* Start *

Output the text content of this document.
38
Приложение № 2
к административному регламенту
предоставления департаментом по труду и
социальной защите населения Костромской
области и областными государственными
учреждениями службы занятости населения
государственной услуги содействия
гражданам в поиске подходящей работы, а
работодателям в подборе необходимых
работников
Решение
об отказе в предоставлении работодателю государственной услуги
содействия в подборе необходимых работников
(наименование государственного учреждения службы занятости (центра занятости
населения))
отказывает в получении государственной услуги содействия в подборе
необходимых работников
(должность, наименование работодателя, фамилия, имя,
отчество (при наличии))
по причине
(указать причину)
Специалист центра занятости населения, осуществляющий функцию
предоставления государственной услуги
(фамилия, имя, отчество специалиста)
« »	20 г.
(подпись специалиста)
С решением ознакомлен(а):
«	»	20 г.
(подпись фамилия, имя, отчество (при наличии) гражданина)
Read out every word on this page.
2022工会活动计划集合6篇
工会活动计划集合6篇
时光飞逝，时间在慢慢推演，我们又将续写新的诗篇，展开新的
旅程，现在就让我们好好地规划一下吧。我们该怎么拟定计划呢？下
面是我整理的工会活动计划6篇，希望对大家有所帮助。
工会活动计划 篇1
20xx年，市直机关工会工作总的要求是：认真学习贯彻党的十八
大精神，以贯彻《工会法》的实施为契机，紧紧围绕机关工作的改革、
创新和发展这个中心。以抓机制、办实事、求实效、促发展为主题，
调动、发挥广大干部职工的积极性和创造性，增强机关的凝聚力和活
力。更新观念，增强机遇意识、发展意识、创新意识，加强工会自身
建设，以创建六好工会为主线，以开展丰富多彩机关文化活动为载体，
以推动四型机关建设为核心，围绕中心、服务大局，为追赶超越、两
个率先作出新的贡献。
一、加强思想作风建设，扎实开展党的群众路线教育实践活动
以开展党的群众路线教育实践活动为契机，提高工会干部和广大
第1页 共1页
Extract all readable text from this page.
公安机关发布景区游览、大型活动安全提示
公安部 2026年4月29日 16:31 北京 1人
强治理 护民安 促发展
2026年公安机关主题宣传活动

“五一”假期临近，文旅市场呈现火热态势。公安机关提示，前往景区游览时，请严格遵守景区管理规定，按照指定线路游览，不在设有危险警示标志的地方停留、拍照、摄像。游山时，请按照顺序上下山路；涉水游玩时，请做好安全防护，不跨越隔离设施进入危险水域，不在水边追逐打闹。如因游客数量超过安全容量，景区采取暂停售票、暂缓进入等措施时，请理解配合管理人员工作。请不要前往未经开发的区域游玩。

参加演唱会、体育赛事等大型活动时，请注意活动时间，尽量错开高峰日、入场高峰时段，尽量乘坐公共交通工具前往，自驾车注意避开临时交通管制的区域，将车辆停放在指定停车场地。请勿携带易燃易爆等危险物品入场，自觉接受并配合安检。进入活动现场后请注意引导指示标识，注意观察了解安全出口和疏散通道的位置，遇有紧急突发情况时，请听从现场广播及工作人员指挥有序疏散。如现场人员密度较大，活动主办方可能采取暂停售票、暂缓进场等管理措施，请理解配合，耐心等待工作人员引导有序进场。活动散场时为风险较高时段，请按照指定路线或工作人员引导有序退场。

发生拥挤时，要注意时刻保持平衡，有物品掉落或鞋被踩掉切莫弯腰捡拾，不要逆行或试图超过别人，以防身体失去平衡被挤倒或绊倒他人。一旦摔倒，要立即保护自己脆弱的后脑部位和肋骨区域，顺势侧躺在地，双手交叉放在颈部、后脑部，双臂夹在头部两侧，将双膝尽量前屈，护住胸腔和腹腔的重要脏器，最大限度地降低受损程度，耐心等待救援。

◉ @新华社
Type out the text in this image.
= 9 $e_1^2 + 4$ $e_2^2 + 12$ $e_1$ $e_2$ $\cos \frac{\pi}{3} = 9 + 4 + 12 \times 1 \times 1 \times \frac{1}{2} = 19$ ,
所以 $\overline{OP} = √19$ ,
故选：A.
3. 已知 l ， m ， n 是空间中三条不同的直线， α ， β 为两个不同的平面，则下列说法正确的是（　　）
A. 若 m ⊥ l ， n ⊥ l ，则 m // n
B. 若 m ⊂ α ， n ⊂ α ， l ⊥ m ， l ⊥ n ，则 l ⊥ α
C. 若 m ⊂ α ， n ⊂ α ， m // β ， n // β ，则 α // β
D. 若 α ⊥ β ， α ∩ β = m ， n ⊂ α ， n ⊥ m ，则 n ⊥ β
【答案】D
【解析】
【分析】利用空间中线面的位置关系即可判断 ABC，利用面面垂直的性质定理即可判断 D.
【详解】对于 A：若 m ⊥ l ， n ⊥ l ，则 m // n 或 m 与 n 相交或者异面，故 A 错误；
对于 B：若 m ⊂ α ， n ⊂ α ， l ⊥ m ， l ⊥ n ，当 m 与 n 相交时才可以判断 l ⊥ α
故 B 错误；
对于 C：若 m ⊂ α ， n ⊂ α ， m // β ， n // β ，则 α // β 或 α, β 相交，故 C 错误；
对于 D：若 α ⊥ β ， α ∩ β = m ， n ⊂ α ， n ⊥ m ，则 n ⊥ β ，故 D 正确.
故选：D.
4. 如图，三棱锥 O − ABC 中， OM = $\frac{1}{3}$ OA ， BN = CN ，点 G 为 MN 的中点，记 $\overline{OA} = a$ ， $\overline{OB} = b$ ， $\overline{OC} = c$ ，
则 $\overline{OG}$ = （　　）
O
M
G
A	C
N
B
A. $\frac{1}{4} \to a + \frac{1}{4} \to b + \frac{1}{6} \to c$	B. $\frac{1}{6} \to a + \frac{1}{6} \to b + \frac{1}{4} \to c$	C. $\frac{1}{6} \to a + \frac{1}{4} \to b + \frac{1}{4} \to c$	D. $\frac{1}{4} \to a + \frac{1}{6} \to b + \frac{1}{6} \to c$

* End *

• _Exercise aim_: Copy out every entry again, exactly as it was given.

• _Output of the exercise_:
Output the text content of this document.
38
Приложение № 2
к административному регламенту
предоставления департаментом по труду и
социальной защите населения Костромской
области и областными государственными
учреждениями службы занятости населения
государственной услуги содействия
гражданам в поиске подходящей работы, а
работодателям в подборе необходимых
работников
Решение
об отказе в предоставлении работодателю государственной услуги
содействия в подборе необходимых работников
(наименование государственного учреждения службы занятости (центра занятости
населения))
отказывает в получении государственной услуги содействия в подборе
необходимых работников
(должность, наименование работодателя, фамилия, имя,
отчество (при наличии))
по причине
(указать причину)
Специалист центра занятости населения, осуществляющий функцию
предоставления государственной услуги
(фамилия, имя, отчество специалиста)
« »	20 г.
(подпись специалиста)
С решением ознакомлен(а):
«	»	20 г.
(подпись фамилия, имя, отчество (при наличии) гражданина)
Read out every word on this page.
2022工会活动计划集合6篇
工会活动计划集合6篇
时光飞逝，时间在慢慢推演，我们又将续写新的诗篇，展开新的
旅程，现在就让我们好好地规划一下吧。我们该怎么拟定计划呢？下
面是我整理的工会活动计划6篇，希望对大家有所帮助。
工会活动计划 篇1
20xx年，市直机关工会工作总的要求是：认真学习贯彻党的十八
大精神，以贯彻《工会法》的实施为契机，紧紧围绕机关工作的改革、
创新和发展这个中心。以抓机制、办实事、求实效、促发展为主题，
调动、发挥广大干部职工的积极性和创造性，增强机关的凝聚力和活
力。更新观念，增强机遇意识、发展意识、创新意识，加强工会自身
建设，以创建六好工会为主线，以开展丰富多彩机关文化活动为载体，
以推动四型机关建设为核心，围绕中心、服务大局，为追赶超越、两
个率先作出新的贡献。
一、加强思想作风建设，扎实开展党的群众路线教育实践活动
以开展党的群众路线教育实践活动为契机，提高工会干部和广大
第1页 共1页
Extract all readable text from this page.
公安机关发布景区游览、大型活动安全提示
公安部 2026年4月29日 16:31 北京 1人
强治理 护民安 促发展
2026年公安机关主题宣传活动

“五一”假期临近，文旅市场呈现火热态势。公安机关提示，前往景区游览时，请严格遵守景区管理规定，按照指定线路游览，不在设有危险警示标志的地方停留、拍照、摄像。游山时，请按照顺序上下山路；涉水游玩时，请做好安全防护，不跨越隔离设施进入危险水域，不在水边追逐打闹。如因游客数量超过安全容量，景区采取暂停售票、暂缓进入等措施时，请理解配合管理人员工作。请不要前往未经开发的区域游玩。

参加演唱会、体育赛事等大型活动时，请注意活动时间，尽量错开高峰日、入场高峰时段，尽量乘坐公共交通工具前往，自驾车注意避开临时交通管制的区域，将车辆停放在指定停车场地。请勿携带易燃易爆等危险物品入场，自觉接受并配合安检。进入活动现场后请注意引导指示标识，注意观察了解安全出口和疏散通道的位置，遇有紧急突发情况时，请听从现场广播及工作人员指挥有序疏散。如现场人员密度较大，活动主办方可能采取暂停售票、暂缓进场等管理措施，请理解配合，耐心等待工作人员引导有序进场。活动散场时为风险较高时段，请按照指定路线或工作人员引导有序退场。

发生拥挤时，要注意时刻保持平衡，有物品掉落或鞋被踩掉切莫弯腰捡拾，不要逆行或试图超过别人，以防身体失去平衡被挤倒或绊倒他人。一旦摔倒，要立即保护自己脆弱的后脑部位和肋骨区域，顺势侧躺在地，双手交叉放在颈部、后脑部，双臂夹在头部两侧，将双膝尽量前屈，护住胸腔和腹腔的重要脏器，最大限度地降低受损程度，耐心等待救援。

◉ @新华社
Type out the text in this image.
= 9 $e_1^2 + 4$ $e_2^2 + 12$ $e_1$ $e_2$ $\cos \frac{\pi}{3} = 9 + 4 + 12 \times 1 \times 1 \times \frac{1}{2} = 19$ ,
所以 $\overline{OP} = √19$ ,
故选：A.
3. 已知 l ， m ， n 是空间中三条不同的直线， α ， β 为两个不同的平面，则下列说法正确的是（　　）
A. 若 m ⊥ l ， n ⊥ l ，则 m // n
B. 若 m ⊂ α ， n ⊂ α ， l ⊥ m ， l ⊥ n ，则 l ⊥ α
C. 若 m ⊂ α ， n ⊂ α ， m // β ， n // β ，则 α // β
D. 若 α ⊥ β ， α ∩ β = m ， n ⊂ α ， n ⊥ m ，则 n ⊥ β
【答案】D
【解析】
【分析】利用空间中线面的位置关系即可判断 ABC，利用面面垂直的性质定理即可判断 D.
【详解】对于 A：若 m ⊥ l ， n ⊥ l ，则 m // n 或 m 与 n 相交或者异面，故 A 错误；
对于 B：若 m ⊂ α ， n ⊂ α ， l ⊥ m ， l ⊥ n ，当 m 与 n 相交时才可以判断 l ⊥ α
故 B 错误；
对于 C：若 m ⊂ α ， n ⊂ α ， m // β ， n // β ，则 α // β 或 α, β 相交，故 C 错误；
对于 D：若 α ⊥ β ， α ∩ β = m ， n ⊂ α ， n ⊥ m ，则 n ⊥ β ，故 D 正确.
故选：D.
4. 如图，三棱锥 O − ABC 中， OM = $\frac{1}{3}$ OA ， BN = CN ，点 G 为 MN 的中点，记 $\overline{OA} = a$ ， $\overline{OB} = b$ ， $\overline{OC} = c$ ，
则 $\overline{OG}$ = （　　）
O
M
G
A	C
N
B
A. $\frac{1}{4} \to a + \frac{1}{4} \to b + \frac{1}{6} \to c$	B. $\frac{1}{6} \to a + \frac{1}{6} \to b + \frac{1}{4} \to c$	C. $\frac{1}{6} \to a + \frac{1}{4} \to b + \frac{1}{4} \to c$	D. $\frac{1}{4} \to a + \frac{1}{6} \to b + \frac{1}{6} \to c$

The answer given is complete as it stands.